Make an exact copy of all the entries, with the pictures left out.

::: EXERCISE INPUT

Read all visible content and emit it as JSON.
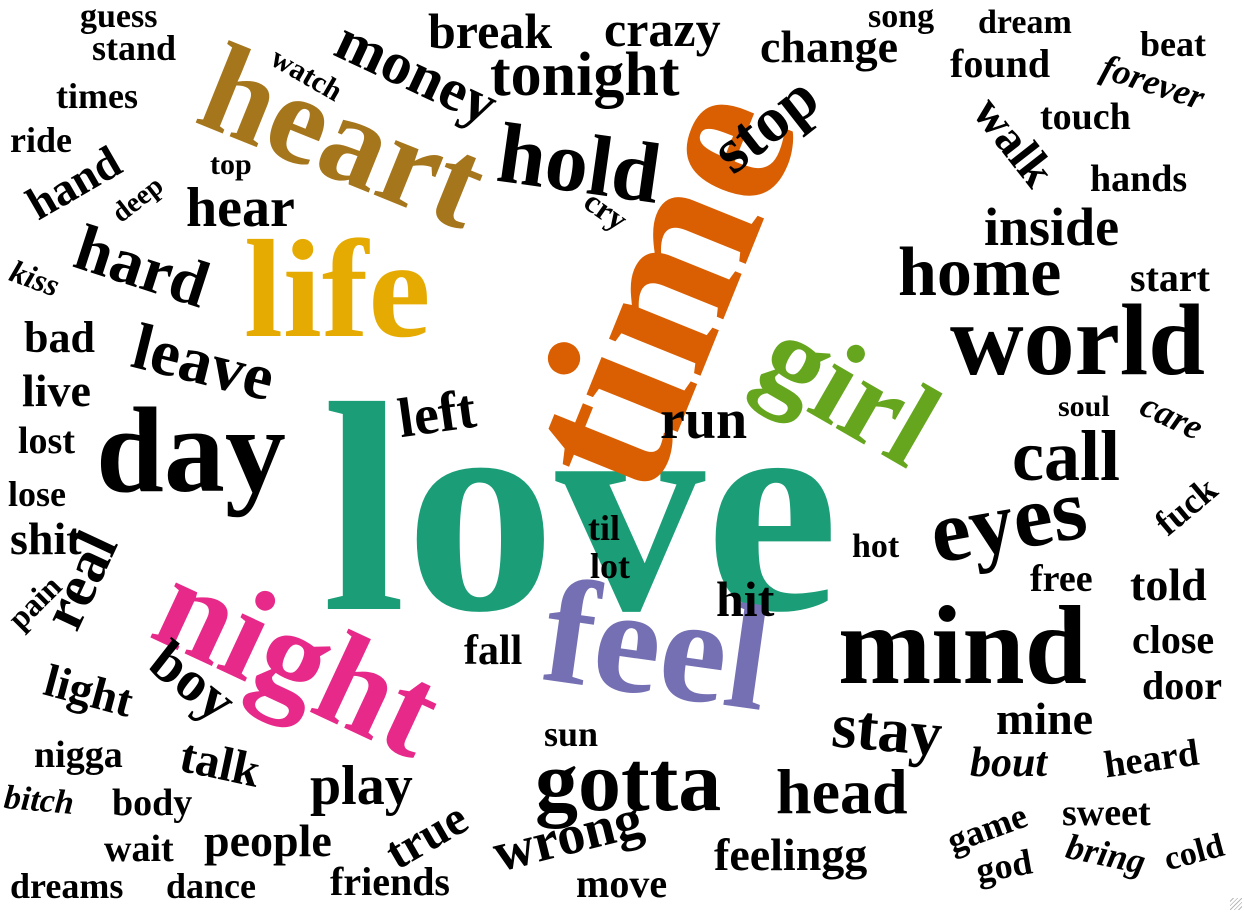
{
  "words": [
    {
      "text": "love",
      "color": "#1b9e77"
    },
    {
      "text": "time",
      "color": "#d95f02"
    },
    {
      "text": "heart",
      "color": "#a6761d"
    },
    {
      "text": "life",
      "color": "#e6ab02"
    },
    {
      "text": "night",
      "color": "#e7298a"
    },
    {
      "text": "feel",
      "color": "#7570b3"
    },
    {
      "text": "girl",
      "color": "#66a61e"
    },
    {
      "text": "day",
      "color": "#000000"
    },
    {
      "text": "world",
      "color": "#000000"
    },
    {
      "text": "mind",
      "color": "#000000"
    },
    {
      "text": "home",
      "color": "#000000"
    },
    {
      "text": "eyes",
      "color": "#000000"
    },
    {
      "text": "gotta",
      "color": "#000000"
    },
    {
      "text": "hold",
      "color": "#000000"
    },
    {
      "text": "tonight",
      "color": "#000000"
    },
    {
      "text": "money",
      "color": "#000000"
    },
    {
      "text": "leave",
      "color": "#000000"
    },
    {
      "text": "hard",
      "color": "#000000"
    },
    {
      "text": "stop",
      "color": "#000000"
    },
    {
      "text": "call",
      "color": "#000000"
    },
    {
      "text": "stay",
      "color": "#000000"
    },
    {
      "text": "head",
      "color": "#000000"
    },
    {
      "text": "play",
      "color": "#000000"
    },
    {
      "text": "real",
      "color": "#000000"
    },
    {
      "text": "boy",
      "color": "#000000"
    },
    {
      "text": "hear",
      "color": "#000000"
    },
    {
      "text": "left",
      "color": "#000000"
    },
    {
      "text": "run",
      "color": "#000000"
    },
    {
      "text": "wrong",
      "color": "#000000"
    },
    {
      "text": "inside",
      "color": "#000000"
    },
    {
      "text": "break",
      "color": "#000000"
    },
    {
      "text": "crazy",
      "color": "#000000"
    },
    {
      "text": "change",
      "color": "#000000"
    },
    {
      "text": "walk",
      "color": "#000000"
    },
    {
      "text": "hit",
      "color": "#000000"
    },
    {
      "text": "feelingg",
      "color": "#000000"
    },
    {
      "text": "mine",
      "color": "#000000"
    },
    {
      "text": "bout",
      "color": "#000000"
    },
    {
      "text": "people",
      "color": "#000000"
    },
    {
      "text": "true",
      "color": "#000000"
    },
    {
      "text": "talk",
      "color": "#000000"
    },
    {
      "text": "light",
      "color": "#000000"
    },
    {
      "text": "told",
      "color": "#000000"
    },
    {
      "text": "hand",
      "color": "#000000"
    },
    {
      "text": "live",
      "color": "#000000"
    },
    {
      "text": "bad",
      "color": "#000000"
    },
    {
      "text": "shit",
      "color": "#000000"
    },
    {
      "text": "fall",
      "color": "#000000"
    },
    {
      "text": "friends",
      "color": "#000000"
    },
    {
      "text": "move",
      "color": "#000000"
    },
    {
      "text": "found",
      "color": "#000000"
    },
    {
      "text": "close",
      "color": "#000000"
    },
    {
      "text": "door",
      "color": "#000000"
    },
    {
      "text": "heard",
      "color": "#000000"
    },
    {
      "text": "start",
      "color": "#000000"
    },
    {
      "text": "touch",
      "color": "#000000"
    },
    {
      "text": "hands",
      "color": "#000000"
    },
    {
      "text": "forever",
      "color": "#000000"
    },
    {
      "text": "beat",
      "color": "#000000"
    },
    {
      "text": "dream",
      "color": "#000000"
    },
    {
      "text": "song",
      "color": "#000000"
    },
    {
      "text": "guess",
      "color": "#000000"
    },
    {
      "text": "stand",
      "color": "#000000"
    },
    {
      "text": "times",
      "color": "#000000"
    },
    {
      "text": "ride",
      "color": "#000000"
    },
    {
      "text": "watch",
      "color": "#000000"
    },
    {
      "text": "top",
      "color": "#000000"
    },
    {
      "text": "deep",
      "color": "#000000"
    },
    {
      "text": "kiss",
      "color": "#000000"
    },
    {
      "text": "lost",
      "color": "#000000"
    },
    {
      "text": "lose",
      "color": "#000000"
    },
    {
      "text": "pain",
      "color": "#000000"
    },
    {
      "text": "nigga",
      "color": "#000000"
    },
    {
      "text": "bitch",
      "color": "#000000"
    },
    {
      "text": "body",
      "color": "#000000"
    },
    {
      "text": "wait",
      "color": "#000000"
    },
    {
      "text": "dreams",
      "color": "#000000"
    },
    {
      "text": "dance",
      "color": "#000000"
    },
    {
      "text": "sun",
      "color": "#000000"
    },
    {
      "text": "til",
      "color": "#000000"
    },
    {
      "text": "lot",
      "color": "#000000"
    },
    {
      "text": "hot",
      "color": "#000000"
    },
    {
      "text": "cry",
      "color": "#000000"
    },
    {
      "text": "soul",
      "color": "#000000"
    },
    {
      "text": "care",
      "color": "#000000"
    },
    {
      "text": "fuck",
      "color": "#000000"
    },
    {
      "text": "free",
      "color": "#000000"
    },
    {
      "text": "game",
      "color": "#000000"
    },
    {
      "text": "sweet",
      "color": "#000000"
    },
    {
      "text": "god",
      "color": "#000000"
    },
    {
      "text": "bring",
      "color": "#000000"
    },
    {
      "text": "cold",
      "color": "#000000"
    }
  ]
}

::::::

* **COMPLETE ANSWER**:
Read all visible content and emit it as JSON.
{
  "words": [
    {
      "text": "love",
      "color": "#1b9e77"
    },
    {
      "text": "time",
      "color": "#d95f02"
    },
    {
      "text": "heart",
      "color": "#a6761d"
    },
    {
      "text": "life",
      "color": "#e6ab02"
    },
    {
      "text": "night",
      "color": "#e7298a"
    },
    {
      "text": "feel",
      "color": "#7570b3"
    },
    {
      "text": "girl",
      "color": "#66a61e"
    },
    {
      "text": "day",
      "color": "#000000"
    },
    {
      "text": "world",
      "color": "#000000"
    },
    {
      "text": "mind",
      "color": "#000000"
    },
    {
      "text": "home",
      "color": "#000000"
    },
    {
      "text": "eyes",
      "color": "#000000"
    },
    {
      "text": "gotta",
      "color": "#000000"
    },
    {
      "text": "hold",
      "color": "#000000"
    },
    {
      "text": "tonight",
      "color": "#000000"
    },
    {
      "text": "money",
      "color": "#000000"
    },
    {
      "text": "leave",
      "color": "#000000"
    },
    {
      "text": "hard",
      "color": "#000000"
    },
    {
      "text": "stop",
      "color": "#000000"
    },
    {
      "text": "call",
      "color": "#000000"
    },
    {
      "text": "stay",
      "color": "#000000"
    },
    {
      "text": "head",
      "color": "#000000"
    },
    {
      "text": "play",
      "color": "#000000"
    },
    {
      "text": "real",
      "color": "#000000"
    },
    {
      "text": "boy",
      "color": "#000000"
    },
    {
      "text": "hear",
      "color": "#000000"
    },
    {
      "text": "left",
      "color": "#000000"
    },
    {
      "text": "run",
      "color": "#000000"
    },
    {
      "text": "wrong",
      "color": "#000000"
    },
    {
      "text": "inside",
      "color": "#000000"
    },
    {
      "text": "break",
      "color": "#000000"
    },
    {
      "text": "crazy",
      "color": "#000000"
    },
    {
      "text": "change",
      "color": "#000000"
    },
    {
      "text": "walk",
      "color": "#000000"
    },
    {
      "text": "hit",
      "color": "#000000"
    },
    {
      "text": "feelingg",
      "color": "#000000"
    },
    {
      "text": "mine",
      "color": "#000000"
    },
    {
      "text": "bout",
      "color": "#000000"
    },
    {
      "text": "people",
      "color": "#000000"
    },
    {
      "text": "true",
      "color": "#000000"
    },
    {
      "text": "talk",
      "color": "#000000"
    },
    {
      "text": "light",
      "color": "#000000"
    },
    {
      "text": "told",
      "color": "#000000"
    },
    {
      "text": "hand",
      "color": "#000000"
    },
    {
      "text": "live",
      "color": "#000000"
    },
    {
      "text": "bad",
      "color": "#000000"
    },
    {
      "text": "shit",
      "color": "#000000"
    },
    {
      "text": "fall",
      "color": "#000000"
    },
    {
      "text": "friends",
      "color": "#000000"
    },
    {
      "text": "move",
      "color": "#000000"
    },
    {
      "text": "found",
      "color": "#000000"
    },
    {
      "text": "close",
      "color": "#000000"
    },
    {
      "text": "door",
      "color": "#000000"
    },
    {
      "text": "heard",
      "color": "#000000"
    },
    {
      "text": "start",
      "color": "#000000"
    },
    {
      "text": "touch",
      "color": "#000000"
    },
    {
      "text": "hands",
      "color": "#000000"
    },
    {
      "text": "forever",
      "color": "#000000"
    },
    {
      "text": "beat",
      "color": "#000000"
    },
    {
      "text": "dream",
      "color": "#000000"
    },
    {
      "text": "song",
      "color": "#000000"
    },
    {
      "text": "guess",
      "color": "#000000"
    },
    {
      "text": "stand",
      "color": "#000000"
    },
    {
      "text": "times",
      "color": "#000000"
    },
    {
      "text": "ride",
      "color": "#000000"
    },
    {
      "text": "watch",
      "color": "#000000"
    },
    {
      "text": "top",
      "color": "#000000"
    },
    {
      "text": "deep",
      "color": "#000000"
    },
    {
      "text": "kiss",
      "color": "#000000"
    },
    {
      "text": "lost",
      "color": "#000000"
    },
    {
      "text": "lose",
      "color": "#000000"
    },
    {
      "text": "pain",
      "color": "#000000"
    },
    {
      "text": "nigga",
      "color": "#000000"
    },
    {
      "text": "bitch",
      "color": "#000000"
    },
    {
      "text": "body",
      "color": "#000000"
    },
    {
      "text": "wait",
      "color": "#000000"
    },
    {
      "text": "dreams",
      "color": "#000000"
    },
    {
      "text": "dance",
      "color": "#000000"
    },
    {
      "text": "sun",
      "color": "#000000"
    },
    {
      "text": "til",
      "color": "#000000"
    },
    {
      "text": "lot",
      "color": "#000000"
    },
    {
      "text": "hot",
      "color": "#000000"
    },
    {
      "text": "cry",
      "color": "#000000"
    },
    {
      "text": "soul",
      "color": "#000000"
    },
    {
      "text": "care",
      "color": "#000000"
    },
    {
      "text": "fuck",
      "color": "#000000"
    },
    {
      "text": "free",
      "color": "#000000"
    },
    {
      "text": "game",
      "color": "#000000"
    },
    {
      "text": "sweet",
      "color": "#000000"
    },
    {
      "text": "god",
      "color": "#000000"
    },
    {
      "text": "bring",
      "color": "#000000"
    },
    {
      "text": "cold",
      "color": "#000000"
    }
  ]
}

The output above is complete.